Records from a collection
━━━━━━

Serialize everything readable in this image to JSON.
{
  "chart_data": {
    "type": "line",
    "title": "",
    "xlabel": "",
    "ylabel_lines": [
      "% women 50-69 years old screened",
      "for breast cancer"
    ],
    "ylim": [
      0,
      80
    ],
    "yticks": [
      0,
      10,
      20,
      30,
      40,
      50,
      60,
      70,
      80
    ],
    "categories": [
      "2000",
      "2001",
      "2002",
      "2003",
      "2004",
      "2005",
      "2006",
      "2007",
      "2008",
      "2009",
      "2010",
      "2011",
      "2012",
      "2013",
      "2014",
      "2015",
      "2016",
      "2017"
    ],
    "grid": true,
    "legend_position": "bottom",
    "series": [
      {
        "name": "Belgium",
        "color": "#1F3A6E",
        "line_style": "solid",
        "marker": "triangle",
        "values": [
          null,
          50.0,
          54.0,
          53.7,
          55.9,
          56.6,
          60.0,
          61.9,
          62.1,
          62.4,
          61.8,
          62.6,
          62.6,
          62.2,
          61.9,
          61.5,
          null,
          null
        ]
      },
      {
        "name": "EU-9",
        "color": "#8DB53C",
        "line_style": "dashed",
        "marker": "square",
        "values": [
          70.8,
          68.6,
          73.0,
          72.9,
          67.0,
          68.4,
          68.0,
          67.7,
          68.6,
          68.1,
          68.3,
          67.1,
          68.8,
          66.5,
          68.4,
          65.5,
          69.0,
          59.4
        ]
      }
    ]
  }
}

━━━━━━

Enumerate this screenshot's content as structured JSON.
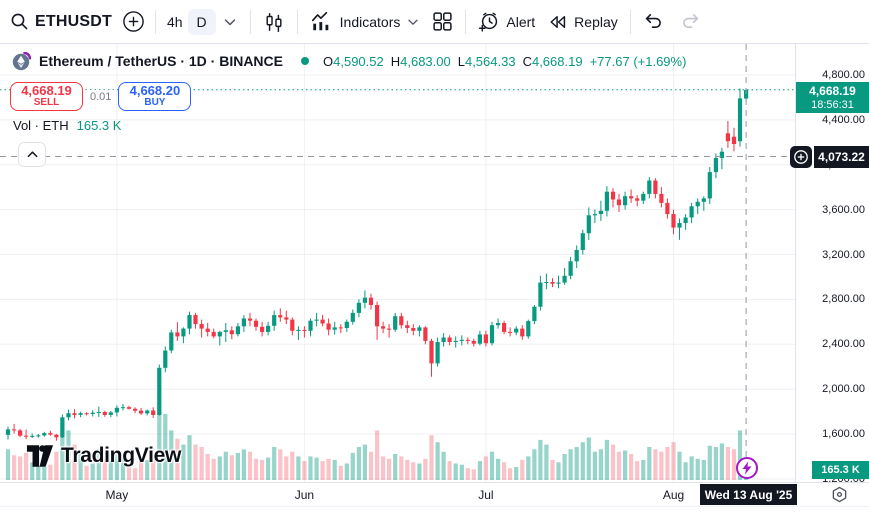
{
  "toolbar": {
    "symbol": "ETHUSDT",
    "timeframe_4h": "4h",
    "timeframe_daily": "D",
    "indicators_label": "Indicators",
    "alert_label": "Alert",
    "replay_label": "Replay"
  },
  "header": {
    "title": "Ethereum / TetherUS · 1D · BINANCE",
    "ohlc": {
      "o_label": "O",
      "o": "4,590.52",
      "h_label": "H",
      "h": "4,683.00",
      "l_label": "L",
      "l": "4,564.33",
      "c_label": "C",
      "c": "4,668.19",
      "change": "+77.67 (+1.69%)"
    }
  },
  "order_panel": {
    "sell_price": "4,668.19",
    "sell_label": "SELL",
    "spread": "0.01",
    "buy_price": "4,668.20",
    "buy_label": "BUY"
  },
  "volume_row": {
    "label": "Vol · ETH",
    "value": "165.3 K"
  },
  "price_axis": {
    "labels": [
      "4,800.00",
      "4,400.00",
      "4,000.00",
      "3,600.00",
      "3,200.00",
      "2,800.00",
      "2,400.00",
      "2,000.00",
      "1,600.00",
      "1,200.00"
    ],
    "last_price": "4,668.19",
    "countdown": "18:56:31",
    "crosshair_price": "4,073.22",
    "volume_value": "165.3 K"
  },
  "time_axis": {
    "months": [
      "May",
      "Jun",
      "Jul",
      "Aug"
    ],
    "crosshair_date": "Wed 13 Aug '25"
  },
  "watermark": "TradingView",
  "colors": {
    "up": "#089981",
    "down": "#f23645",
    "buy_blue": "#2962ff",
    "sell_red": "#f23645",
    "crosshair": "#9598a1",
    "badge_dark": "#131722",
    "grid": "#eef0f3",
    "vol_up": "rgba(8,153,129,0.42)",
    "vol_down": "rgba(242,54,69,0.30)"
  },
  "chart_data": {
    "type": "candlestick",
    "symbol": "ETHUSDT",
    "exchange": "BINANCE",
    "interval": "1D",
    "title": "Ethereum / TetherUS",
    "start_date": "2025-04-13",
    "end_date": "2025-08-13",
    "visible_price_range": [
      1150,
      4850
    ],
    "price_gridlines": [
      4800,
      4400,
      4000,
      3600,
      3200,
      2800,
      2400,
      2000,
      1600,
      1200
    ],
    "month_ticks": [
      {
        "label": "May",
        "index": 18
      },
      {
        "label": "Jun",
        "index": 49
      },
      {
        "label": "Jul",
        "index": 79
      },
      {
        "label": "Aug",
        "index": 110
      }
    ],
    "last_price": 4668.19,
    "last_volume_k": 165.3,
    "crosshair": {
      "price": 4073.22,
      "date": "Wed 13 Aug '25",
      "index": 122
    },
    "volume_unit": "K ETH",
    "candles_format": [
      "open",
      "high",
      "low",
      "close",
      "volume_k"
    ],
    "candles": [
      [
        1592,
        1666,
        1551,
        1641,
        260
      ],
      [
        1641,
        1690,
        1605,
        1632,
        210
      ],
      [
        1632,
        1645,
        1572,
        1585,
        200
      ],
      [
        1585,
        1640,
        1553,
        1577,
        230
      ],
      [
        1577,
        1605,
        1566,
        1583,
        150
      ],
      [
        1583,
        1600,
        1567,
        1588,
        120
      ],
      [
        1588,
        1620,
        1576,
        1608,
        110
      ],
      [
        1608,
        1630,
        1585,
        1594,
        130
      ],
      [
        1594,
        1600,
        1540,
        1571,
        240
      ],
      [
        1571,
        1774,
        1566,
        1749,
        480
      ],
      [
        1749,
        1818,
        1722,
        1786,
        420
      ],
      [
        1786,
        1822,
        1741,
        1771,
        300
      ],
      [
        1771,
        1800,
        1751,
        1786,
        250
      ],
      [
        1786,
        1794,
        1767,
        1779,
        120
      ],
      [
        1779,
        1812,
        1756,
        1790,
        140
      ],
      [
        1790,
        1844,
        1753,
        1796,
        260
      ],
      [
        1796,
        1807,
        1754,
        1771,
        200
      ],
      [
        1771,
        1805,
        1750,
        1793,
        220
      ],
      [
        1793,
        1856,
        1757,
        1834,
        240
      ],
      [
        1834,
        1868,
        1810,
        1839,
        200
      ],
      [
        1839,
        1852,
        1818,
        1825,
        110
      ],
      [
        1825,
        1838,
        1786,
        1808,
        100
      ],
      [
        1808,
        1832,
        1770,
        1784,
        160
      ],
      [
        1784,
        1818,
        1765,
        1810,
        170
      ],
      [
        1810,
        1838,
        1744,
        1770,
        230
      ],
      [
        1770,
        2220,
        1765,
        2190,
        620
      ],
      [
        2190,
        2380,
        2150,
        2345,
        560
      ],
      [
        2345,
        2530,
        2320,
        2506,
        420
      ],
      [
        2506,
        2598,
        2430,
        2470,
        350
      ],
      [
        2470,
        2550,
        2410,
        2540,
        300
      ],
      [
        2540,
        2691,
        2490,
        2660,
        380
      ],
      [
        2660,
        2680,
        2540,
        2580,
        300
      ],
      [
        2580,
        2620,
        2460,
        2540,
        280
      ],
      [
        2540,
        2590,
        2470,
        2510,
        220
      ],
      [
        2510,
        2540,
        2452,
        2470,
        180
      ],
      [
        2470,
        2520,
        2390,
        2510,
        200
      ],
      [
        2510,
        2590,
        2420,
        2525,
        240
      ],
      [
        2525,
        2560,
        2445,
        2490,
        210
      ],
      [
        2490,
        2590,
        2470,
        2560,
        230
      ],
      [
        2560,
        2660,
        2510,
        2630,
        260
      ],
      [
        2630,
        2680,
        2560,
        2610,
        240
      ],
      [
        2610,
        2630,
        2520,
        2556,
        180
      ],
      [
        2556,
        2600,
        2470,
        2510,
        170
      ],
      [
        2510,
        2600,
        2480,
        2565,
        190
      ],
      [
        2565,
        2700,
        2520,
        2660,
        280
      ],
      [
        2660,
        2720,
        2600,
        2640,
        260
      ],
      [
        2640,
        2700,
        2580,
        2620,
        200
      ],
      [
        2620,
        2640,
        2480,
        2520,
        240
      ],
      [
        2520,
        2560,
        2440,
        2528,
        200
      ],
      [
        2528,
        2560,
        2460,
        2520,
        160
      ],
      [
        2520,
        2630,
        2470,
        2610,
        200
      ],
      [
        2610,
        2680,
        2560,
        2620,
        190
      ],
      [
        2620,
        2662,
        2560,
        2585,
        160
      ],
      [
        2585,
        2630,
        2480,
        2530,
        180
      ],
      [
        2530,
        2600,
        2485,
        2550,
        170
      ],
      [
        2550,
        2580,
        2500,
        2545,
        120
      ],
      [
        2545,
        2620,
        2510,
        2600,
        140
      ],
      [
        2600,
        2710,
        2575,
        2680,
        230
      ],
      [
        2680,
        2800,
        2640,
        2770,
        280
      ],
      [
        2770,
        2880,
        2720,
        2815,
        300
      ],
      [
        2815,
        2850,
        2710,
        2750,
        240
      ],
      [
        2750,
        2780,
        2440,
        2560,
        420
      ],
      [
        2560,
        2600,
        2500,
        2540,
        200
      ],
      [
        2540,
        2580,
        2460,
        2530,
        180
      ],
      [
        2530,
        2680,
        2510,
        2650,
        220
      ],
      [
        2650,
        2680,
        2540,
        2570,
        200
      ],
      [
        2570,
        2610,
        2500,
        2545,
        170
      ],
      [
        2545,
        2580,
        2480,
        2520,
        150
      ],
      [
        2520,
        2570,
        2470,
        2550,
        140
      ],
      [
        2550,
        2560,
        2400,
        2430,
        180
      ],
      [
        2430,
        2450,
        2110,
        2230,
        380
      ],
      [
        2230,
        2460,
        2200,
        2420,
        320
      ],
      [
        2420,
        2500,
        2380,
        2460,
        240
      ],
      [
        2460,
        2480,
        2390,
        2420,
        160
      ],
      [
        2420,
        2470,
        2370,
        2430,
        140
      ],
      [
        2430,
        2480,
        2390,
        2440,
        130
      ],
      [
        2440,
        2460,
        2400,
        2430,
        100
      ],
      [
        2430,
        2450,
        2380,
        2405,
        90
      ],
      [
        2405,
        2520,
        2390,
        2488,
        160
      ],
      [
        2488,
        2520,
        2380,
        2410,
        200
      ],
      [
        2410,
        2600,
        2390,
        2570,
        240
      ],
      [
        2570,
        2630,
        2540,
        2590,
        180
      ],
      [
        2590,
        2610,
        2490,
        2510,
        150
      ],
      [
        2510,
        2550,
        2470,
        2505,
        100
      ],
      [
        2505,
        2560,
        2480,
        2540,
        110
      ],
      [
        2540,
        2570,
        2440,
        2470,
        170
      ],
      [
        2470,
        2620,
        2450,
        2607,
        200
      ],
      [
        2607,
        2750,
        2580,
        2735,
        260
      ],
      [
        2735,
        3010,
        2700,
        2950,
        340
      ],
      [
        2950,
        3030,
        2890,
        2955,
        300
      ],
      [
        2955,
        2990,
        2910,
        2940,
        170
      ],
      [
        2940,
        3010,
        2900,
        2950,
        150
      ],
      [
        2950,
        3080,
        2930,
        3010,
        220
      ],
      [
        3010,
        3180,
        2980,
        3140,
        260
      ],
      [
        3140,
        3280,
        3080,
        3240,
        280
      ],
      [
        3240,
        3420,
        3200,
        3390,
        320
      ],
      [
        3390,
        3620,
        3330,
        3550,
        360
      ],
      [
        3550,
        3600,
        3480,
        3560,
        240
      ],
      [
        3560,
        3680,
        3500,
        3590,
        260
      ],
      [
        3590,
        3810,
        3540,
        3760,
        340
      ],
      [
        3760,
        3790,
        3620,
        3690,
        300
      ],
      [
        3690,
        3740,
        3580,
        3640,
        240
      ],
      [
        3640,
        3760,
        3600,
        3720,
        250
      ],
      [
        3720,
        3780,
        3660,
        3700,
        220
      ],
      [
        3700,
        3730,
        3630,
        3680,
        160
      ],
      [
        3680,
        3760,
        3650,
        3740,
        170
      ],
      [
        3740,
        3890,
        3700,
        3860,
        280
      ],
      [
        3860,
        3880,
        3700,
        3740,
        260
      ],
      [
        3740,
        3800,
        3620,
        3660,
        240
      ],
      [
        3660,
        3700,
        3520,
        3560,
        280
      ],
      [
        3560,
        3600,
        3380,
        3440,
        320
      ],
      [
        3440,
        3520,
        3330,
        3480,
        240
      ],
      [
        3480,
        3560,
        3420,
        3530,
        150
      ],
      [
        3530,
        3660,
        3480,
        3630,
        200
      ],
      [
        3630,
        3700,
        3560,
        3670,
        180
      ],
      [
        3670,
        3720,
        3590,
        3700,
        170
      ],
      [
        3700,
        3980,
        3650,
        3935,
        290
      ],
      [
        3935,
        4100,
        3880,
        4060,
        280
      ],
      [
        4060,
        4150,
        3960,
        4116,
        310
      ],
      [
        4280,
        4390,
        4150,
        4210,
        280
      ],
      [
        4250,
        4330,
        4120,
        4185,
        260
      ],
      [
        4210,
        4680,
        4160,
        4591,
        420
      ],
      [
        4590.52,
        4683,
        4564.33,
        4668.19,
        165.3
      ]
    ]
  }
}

━━━━━━

Task to complete |
Copy each line above that contains the word "rgba".

Response to the task |
    "vol_up": "rgba(8,153,129,0.42)",
    "vol_down": "rgba(242,54,69,0.30)"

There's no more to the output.